Work instructions » In the listing below, find every line with the string "shopping" and pull it out.

######

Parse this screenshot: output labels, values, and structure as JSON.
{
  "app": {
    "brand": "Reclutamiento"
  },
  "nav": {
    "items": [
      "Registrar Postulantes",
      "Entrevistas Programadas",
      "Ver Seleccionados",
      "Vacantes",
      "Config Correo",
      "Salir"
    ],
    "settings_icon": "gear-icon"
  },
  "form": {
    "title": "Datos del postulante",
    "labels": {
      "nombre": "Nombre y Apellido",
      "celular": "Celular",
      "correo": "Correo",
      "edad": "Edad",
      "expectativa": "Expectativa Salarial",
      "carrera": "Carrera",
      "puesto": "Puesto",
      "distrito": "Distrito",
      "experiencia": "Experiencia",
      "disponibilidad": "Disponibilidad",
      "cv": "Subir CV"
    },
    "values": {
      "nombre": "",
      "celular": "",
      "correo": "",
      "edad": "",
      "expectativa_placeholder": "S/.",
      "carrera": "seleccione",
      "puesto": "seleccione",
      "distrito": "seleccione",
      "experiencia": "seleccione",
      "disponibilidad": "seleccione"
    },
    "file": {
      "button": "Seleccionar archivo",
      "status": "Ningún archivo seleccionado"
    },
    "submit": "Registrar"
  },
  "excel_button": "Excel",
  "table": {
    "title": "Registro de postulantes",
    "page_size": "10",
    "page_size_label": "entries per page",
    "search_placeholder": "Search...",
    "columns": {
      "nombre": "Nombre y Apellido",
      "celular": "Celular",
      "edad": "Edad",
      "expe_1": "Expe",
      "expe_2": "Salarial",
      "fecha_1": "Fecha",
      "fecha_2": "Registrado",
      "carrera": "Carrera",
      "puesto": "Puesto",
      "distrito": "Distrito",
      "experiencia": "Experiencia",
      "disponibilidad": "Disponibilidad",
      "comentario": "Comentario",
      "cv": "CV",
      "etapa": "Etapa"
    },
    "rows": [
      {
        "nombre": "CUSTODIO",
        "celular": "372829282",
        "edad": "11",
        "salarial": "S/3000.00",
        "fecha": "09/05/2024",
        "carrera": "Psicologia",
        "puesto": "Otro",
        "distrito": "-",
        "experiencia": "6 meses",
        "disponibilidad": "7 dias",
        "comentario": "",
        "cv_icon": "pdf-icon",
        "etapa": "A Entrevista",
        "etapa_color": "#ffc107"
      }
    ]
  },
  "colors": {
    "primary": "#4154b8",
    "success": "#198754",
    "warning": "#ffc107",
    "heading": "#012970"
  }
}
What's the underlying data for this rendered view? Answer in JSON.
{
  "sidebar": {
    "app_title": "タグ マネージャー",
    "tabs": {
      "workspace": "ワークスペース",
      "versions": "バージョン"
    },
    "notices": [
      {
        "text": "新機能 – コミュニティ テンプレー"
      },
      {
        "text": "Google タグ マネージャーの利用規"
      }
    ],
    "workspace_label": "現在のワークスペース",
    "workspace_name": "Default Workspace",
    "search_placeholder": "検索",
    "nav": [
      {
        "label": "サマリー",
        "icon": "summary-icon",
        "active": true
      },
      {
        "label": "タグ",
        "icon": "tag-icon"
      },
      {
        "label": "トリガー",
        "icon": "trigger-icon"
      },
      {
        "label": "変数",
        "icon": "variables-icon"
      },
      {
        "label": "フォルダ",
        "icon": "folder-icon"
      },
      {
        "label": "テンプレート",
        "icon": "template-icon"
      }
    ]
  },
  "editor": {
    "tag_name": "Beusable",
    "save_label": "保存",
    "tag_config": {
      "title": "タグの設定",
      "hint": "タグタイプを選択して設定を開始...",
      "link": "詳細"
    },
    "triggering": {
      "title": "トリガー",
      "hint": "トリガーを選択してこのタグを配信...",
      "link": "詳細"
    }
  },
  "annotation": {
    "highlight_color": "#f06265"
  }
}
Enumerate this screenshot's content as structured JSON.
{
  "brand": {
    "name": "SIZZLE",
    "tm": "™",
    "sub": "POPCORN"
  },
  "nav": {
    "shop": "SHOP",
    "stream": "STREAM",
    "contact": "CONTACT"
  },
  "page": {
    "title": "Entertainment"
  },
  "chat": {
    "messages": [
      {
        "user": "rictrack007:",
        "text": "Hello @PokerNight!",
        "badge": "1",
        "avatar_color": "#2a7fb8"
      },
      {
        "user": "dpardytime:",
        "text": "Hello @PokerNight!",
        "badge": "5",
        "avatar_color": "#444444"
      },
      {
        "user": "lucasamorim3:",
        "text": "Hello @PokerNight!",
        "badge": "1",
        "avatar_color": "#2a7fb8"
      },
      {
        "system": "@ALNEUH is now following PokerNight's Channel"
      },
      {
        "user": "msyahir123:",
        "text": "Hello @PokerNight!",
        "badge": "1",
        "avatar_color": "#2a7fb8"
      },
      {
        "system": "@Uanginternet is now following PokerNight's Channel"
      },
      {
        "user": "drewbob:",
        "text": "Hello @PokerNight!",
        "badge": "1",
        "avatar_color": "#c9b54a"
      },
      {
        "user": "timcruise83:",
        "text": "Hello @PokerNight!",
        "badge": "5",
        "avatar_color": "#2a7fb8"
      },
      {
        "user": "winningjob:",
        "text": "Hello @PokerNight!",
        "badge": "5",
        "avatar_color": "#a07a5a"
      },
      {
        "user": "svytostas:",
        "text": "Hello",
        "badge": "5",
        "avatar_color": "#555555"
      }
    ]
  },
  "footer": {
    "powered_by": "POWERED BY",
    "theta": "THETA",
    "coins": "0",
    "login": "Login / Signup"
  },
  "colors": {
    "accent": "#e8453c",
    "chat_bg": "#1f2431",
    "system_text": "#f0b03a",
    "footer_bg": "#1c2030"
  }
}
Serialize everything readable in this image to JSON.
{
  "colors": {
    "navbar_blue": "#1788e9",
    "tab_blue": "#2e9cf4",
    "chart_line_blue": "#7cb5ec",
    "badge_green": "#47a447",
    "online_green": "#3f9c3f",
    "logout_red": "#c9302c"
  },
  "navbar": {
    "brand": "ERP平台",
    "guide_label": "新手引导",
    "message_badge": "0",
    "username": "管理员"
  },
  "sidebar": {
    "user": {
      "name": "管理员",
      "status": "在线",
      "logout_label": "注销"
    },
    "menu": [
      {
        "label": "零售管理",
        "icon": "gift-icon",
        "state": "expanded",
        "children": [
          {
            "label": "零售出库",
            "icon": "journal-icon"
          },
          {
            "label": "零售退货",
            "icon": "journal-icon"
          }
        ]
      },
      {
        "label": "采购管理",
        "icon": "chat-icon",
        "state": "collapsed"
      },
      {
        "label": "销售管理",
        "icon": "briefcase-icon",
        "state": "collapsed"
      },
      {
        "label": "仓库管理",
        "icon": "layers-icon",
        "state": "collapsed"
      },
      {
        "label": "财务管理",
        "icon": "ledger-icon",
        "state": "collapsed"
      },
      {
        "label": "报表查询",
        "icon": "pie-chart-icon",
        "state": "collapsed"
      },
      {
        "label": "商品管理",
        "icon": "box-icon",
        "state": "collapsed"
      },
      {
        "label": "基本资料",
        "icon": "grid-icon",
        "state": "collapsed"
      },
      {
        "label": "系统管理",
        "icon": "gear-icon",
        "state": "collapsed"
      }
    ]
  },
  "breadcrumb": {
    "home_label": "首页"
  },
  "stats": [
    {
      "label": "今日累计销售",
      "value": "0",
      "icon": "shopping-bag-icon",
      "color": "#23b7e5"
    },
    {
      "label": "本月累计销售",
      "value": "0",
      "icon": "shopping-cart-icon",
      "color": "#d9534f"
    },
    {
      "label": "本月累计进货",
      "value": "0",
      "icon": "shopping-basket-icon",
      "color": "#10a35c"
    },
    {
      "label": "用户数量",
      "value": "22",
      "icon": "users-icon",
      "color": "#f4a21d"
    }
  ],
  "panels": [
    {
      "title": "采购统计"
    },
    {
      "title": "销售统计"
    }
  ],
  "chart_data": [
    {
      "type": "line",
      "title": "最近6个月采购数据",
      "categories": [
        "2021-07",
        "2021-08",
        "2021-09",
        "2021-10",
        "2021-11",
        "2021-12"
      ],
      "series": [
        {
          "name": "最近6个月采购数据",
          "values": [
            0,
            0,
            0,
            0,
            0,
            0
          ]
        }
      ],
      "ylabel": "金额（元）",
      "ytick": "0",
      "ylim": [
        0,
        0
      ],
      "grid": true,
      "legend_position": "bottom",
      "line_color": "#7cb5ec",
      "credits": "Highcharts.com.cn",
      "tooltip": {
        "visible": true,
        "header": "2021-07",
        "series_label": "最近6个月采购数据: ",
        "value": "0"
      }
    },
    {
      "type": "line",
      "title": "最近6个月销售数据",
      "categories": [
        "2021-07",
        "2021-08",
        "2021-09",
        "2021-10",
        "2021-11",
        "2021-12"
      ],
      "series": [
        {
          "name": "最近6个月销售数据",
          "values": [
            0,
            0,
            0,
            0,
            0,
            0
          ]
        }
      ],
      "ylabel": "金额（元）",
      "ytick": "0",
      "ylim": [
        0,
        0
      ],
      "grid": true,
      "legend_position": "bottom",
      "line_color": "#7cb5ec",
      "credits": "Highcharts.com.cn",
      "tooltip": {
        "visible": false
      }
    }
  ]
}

######

Final result »
      "icon": "shopping-bag-icon",
      "icon": "shopping-cart-icon",
      "icon": "shopping-basket-icon",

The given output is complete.